- **SHORT TASK**: Would you quote the material below in full and unchanged?

»»

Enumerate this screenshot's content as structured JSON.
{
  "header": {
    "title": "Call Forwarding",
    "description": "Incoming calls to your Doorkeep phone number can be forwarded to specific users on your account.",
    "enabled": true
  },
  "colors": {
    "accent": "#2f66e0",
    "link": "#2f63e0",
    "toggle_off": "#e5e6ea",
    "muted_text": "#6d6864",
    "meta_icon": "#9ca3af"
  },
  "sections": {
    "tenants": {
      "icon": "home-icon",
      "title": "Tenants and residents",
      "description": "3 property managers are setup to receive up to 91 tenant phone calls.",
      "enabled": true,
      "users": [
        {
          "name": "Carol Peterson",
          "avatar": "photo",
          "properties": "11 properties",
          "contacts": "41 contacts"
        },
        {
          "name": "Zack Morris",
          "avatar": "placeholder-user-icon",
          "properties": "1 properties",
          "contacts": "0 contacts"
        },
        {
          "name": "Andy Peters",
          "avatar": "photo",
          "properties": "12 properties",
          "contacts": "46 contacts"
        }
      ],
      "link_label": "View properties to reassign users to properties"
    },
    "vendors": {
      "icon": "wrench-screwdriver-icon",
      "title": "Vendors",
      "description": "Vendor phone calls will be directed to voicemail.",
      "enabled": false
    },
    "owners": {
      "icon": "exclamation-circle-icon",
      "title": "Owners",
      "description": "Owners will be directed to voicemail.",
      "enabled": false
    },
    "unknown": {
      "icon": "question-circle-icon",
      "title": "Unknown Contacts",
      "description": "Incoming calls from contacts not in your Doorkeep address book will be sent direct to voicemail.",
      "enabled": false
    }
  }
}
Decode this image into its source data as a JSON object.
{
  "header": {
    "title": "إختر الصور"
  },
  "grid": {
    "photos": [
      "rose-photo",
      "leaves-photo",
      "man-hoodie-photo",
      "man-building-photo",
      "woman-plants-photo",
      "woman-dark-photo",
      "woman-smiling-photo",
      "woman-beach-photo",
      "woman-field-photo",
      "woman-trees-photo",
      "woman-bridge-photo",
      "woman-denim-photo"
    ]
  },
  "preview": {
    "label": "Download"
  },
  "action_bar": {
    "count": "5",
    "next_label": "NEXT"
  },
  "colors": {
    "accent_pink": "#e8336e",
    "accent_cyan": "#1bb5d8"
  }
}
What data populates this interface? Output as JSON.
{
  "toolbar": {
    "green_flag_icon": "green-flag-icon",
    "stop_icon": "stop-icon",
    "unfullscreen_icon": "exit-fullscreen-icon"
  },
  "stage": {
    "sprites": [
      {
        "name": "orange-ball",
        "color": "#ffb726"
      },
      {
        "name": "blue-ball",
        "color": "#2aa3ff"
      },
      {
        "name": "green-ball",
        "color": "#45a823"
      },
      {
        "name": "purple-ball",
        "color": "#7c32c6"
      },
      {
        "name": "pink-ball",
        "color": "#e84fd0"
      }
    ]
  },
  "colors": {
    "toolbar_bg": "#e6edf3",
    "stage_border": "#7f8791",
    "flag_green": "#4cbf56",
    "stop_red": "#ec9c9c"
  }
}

««

- **EXERCISE RESPONSE**:
Enumerate this screenshot's content as structured JSON.
{
  "header": {
    "title": "Call Forwarding",
    "description": "Incoming calls to your Doorkeep phone number can be forwarded to specific users on your account.",
    "enabled": true
  },
  "colors": {
    "accent": "#2f66e0",
    "link": "#2f63e0",
    "toggle_off": "#e5e6ea",
    "muted_text": "#6d6864",
    "meta_icon": "#9ca3af"
  },
  "sections": {
    "tenants": {
      "icon": "home-icon",
      "title": "Tenants and residents",
      "description": "3 property managers are setup to receive up to 91 tenant phone calls.",
      "enabled": true,
      "users": [
        {
          "name": "Carol Peterson",
          "avatar": "photo",
          "properties": "11 properties",
          "contacts": "41 contacts"
        },
        {
          "name": "Zack Morris",
          "avatar": "placeholder-user-icon",
          "properties": "1 properties",
          "contacts": "0 contacts"
        },
        {
          "name": "Andy Peters",
          "avatar": "photo",
          "properties": "12 properties",
          "contacts": "46 contacts"
        }
      ],
      "link_label": "View properties to reassign users to properties"
    },
    "vendors": {
      "icon": "wrench-screwdriver-icon",
      "title": "Vendors",
      "description": "Vendor phone calls will be directed to voicemail.",
      "enabled": false
    },
    "owners": {
      "icon": "exclamation-circle-icon",
      "title": "Owners",
      "description": "Owners will be directed to voicemail.",
      "enabled": false
    },
    "unknown": {
      "icon": "question-circle-icon",
      "title": "Unknown Contacts",
      "description": "Incoming calls from contacts not in your Doorkeep address book will be sent direct to voicemail.",
      "enabled": false
    }
  }
}
Decode this image into its source data as a JSON object.
{
  "header": {
    "title": "إختر الصور"
  },
  "grid": {
    "photos": [
      "rose-photo",
      "leaves-photo",
      "man-hoodie-photo",
      "man-building-photo",
      "woman-plants-photo",
      "woman-dark-photo",
      "woman-smiling-photo",
      "woman-beach-photo",
      "woman-field-photo",
      "woman-trees-photo",
      "woman-bridge-photo",
      "woman-denim-photo"
    ]
  },
  "preview": {
    "label": "Download"
  },
  "action_bar": {
    "count": "5",
    "next_label": "NEXT"
  },
  "colors": {
    "accent_pink": "#e8336e",
    "accent_cyan": "#1bb5d8"
  }
}
What data populates this interface? Output as JSON.
{
  "toolbar": {
    "green_flag_icon": "green-flag-icon",
    "stop_icon": "stop-icon",
    "unfullscreen_icon": "exit-fullscreen-icon"
  },
  "stage": {
    "sprites": [
      {
        "name": "orange-ball",
        "color": "#ffb726"
      },
      {
        "name": "blue-ball",
        "color": "#2aa3ff"
      },
      {
        "name": "green-ball",
        "color": "#45a823"
      },
      {
        "name": "purple-ball",
        "color": "#7c32c6"
      },
      {
        "name": "pink-ball",
        "color": "#e84fd0"
      }
    ]
  },
  "colors": {
    "toolbar_bg": "#e6edf3",
    "stage_border": "#7f8791",
    "flag_green": "#4cbf56",
    "stop_red": "#ec9c9c"
  }
}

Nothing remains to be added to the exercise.